_EXTRACTED MATERIAL_
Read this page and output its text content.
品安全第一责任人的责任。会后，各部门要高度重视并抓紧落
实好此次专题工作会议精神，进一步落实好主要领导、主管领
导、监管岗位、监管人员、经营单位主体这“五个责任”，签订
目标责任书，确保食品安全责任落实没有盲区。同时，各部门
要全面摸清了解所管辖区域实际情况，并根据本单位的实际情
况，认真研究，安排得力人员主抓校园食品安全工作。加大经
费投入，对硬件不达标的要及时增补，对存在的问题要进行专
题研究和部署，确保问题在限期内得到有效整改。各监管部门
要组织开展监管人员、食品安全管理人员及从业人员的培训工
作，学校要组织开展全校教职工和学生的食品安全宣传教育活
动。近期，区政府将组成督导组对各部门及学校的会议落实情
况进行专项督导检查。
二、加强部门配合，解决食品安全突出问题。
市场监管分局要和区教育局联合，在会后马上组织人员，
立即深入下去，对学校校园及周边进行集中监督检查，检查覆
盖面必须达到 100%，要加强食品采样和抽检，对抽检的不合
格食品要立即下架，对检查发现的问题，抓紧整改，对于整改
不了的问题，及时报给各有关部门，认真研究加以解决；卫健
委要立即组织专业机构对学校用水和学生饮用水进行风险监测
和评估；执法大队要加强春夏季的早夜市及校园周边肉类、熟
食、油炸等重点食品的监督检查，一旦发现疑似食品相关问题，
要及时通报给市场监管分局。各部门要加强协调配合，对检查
---
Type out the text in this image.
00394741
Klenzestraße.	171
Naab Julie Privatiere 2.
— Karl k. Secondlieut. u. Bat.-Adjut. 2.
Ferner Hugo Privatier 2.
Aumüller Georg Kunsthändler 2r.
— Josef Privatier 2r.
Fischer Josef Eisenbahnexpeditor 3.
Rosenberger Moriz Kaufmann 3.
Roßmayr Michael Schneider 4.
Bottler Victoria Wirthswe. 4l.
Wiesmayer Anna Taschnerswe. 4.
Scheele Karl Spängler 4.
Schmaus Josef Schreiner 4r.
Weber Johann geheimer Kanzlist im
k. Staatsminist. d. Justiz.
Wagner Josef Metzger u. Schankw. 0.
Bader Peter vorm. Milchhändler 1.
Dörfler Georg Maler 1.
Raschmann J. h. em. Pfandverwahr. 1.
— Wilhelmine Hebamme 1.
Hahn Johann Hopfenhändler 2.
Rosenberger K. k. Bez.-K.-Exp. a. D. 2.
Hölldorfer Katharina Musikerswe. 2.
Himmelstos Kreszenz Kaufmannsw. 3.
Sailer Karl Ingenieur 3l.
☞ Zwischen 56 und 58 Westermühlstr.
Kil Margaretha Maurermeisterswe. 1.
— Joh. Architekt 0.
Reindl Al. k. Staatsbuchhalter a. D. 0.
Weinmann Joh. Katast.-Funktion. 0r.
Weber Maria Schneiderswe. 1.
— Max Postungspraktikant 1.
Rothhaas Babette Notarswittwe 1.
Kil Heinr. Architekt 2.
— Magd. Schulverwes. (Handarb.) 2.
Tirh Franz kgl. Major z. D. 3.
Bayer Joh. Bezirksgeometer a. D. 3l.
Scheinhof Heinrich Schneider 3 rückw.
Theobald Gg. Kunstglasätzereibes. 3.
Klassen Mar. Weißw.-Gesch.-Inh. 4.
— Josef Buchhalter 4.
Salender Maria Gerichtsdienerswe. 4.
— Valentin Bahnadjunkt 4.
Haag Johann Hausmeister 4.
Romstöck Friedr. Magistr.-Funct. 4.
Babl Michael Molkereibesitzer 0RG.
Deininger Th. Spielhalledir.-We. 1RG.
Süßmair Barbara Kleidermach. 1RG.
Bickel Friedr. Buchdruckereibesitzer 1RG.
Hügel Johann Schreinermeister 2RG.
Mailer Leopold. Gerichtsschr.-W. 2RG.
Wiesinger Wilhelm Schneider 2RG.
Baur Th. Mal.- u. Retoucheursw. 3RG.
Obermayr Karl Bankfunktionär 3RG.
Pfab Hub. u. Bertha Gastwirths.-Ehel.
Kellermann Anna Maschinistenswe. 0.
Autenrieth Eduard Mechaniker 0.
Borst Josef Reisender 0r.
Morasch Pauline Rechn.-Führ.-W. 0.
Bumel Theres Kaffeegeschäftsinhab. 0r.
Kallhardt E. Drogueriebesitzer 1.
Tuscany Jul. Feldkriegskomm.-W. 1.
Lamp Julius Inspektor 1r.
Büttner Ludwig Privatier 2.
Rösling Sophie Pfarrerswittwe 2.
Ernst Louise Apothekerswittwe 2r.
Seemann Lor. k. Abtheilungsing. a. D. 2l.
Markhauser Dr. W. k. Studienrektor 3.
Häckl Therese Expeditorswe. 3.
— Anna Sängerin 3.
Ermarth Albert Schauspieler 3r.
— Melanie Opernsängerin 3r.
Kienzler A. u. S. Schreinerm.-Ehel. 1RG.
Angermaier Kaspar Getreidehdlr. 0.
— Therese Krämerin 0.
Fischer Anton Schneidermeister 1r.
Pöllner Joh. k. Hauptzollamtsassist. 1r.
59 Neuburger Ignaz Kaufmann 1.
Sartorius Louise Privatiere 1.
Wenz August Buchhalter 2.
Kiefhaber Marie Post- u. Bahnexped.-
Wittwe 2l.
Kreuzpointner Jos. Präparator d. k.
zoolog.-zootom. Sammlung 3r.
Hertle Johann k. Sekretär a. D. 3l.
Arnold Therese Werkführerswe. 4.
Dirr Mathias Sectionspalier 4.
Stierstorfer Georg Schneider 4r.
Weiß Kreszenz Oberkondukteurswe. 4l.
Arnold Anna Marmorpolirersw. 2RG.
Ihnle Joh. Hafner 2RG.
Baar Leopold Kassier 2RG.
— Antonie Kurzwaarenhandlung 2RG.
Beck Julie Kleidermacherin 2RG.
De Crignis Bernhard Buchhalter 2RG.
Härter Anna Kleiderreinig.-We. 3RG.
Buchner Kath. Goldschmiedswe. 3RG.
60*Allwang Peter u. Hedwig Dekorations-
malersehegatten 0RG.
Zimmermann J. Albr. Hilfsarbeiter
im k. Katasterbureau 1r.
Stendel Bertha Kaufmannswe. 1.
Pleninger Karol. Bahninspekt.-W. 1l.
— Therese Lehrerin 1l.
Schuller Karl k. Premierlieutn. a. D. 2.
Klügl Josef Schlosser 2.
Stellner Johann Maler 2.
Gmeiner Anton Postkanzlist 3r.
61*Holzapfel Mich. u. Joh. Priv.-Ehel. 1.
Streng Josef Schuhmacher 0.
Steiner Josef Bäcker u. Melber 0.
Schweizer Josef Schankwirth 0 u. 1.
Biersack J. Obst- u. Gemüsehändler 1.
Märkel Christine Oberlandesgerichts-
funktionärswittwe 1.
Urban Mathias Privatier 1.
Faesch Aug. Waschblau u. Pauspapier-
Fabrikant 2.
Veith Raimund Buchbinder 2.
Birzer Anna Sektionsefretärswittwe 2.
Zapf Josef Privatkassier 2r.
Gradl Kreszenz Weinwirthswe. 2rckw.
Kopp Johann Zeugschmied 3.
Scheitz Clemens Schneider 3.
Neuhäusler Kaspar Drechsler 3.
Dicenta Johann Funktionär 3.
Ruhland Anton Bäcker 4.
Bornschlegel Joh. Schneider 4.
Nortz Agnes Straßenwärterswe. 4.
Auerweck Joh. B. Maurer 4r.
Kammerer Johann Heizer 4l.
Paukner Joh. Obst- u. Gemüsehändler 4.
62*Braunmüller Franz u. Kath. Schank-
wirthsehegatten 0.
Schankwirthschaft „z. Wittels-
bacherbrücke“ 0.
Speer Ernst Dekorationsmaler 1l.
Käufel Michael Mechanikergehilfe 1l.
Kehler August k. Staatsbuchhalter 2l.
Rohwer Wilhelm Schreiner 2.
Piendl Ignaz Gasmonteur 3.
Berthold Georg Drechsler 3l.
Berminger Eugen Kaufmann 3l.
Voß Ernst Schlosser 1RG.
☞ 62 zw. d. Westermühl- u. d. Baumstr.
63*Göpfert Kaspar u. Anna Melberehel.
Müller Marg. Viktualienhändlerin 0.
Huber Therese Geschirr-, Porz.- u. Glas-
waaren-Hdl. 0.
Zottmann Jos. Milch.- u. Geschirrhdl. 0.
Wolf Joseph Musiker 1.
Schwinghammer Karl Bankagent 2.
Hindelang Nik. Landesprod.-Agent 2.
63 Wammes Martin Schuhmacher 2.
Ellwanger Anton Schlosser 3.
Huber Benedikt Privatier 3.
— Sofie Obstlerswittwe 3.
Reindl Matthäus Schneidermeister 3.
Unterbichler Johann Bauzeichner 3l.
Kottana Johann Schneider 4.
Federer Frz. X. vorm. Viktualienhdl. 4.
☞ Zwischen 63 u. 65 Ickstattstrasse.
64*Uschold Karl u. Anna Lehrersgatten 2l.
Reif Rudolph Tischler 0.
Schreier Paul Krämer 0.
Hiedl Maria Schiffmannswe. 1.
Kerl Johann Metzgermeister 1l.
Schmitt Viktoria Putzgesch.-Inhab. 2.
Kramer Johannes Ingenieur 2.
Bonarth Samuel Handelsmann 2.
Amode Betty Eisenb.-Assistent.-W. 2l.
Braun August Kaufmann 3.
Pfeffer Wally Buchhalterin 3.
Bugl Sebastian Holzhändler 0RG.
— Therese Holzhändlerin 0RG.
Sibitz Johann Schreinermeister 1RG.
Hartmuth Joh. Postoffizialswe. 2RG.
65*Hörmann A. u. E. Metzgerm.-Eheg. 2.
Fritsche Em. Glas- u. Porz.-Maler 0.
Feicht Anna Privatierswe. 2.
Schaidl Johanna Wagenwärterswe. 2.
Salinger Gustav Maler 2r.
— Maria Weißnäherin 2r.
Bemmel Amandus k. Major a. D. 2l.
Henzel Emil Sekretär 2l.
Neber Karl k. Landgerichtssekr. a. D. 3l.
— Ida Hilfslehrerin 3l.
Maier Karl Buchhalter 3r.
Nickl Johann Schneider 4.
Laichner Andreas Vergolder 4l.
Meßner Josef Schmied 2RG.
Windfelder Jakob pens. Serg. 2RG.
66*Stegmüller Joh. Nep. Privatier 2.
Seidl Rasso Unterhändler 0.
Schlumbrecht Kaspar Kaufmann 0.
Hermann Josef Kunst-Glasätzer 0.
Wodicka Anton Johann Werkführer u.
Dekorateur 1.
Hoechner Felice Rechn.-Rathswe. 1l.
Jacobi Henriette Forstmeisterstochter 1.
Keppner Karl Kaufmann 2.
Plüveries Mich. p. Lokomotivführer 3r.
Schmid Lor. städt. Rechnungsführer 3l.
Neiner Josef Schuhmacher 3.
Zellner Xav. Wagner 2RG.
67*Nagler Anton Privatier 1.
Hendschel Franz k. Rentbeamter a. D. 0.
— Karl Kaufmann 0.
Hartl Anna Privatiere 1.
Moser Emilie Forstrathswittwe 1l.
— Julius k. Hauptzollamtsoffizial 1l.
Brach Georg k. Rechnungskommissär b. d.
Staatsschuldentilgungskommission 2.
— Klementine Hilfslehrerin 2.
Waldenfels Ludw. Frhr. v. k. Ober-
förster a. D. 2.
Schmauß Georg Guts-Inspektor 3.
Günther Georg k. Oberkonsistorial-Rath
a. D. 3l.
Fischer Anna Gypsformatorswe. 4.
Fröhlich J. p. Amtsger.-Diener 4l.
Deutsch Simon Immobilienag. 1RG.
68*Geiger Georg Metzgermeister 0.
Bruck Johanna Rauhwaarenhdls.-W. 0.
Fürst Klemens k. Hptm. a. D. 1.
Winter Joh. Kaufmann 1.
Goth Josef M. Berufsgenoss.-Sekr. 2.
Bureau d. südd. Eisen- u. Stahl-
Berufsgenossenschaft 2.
--
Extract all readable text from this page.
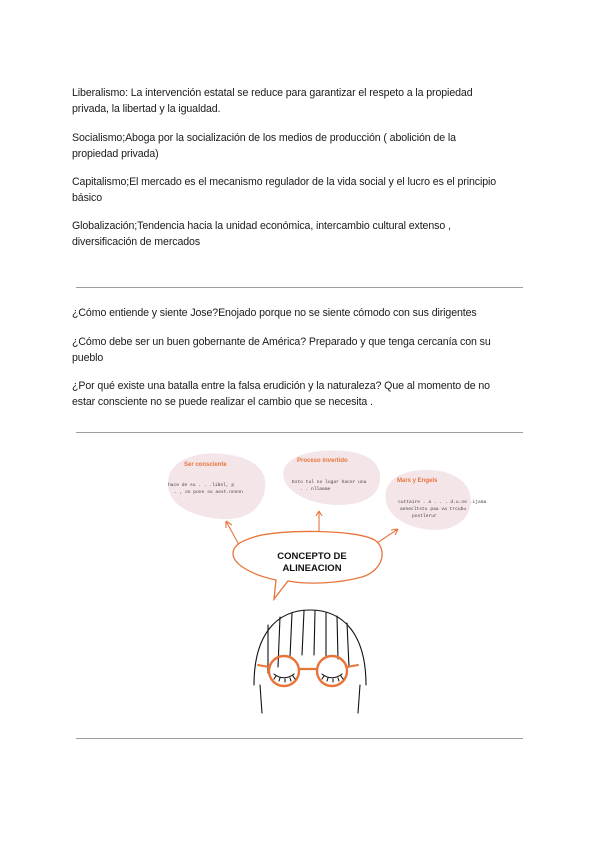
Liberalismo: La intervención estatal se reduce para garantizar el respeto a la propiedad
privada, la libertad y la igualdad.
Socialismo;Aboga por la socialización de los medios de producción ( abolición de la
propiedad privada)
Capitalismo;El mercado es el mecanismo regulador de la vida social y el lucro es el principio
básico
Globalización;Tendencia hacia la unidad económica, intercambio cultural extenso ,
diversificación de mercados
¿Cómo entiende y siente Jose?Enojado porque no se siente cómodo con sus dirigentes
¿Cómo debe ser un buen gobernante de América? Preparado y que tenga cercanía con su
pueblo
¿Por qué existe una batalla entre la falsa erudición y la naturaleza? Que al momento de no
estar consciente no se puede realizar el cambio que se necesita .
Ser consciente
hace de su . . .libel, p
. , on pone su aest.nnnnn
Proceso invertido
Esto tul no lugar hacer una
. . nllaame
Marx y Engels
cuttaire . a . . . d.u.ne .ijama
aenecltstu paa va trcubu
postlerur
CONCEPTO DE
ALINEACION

_AIM_
Your task is to gather every line with the word "propiedad" and copy it.

_OUTPUT FOR THIS TASK_
Liberalismo: La intervención estatal se reduce para garantizar el respeto a la propiedad
propiedad privada)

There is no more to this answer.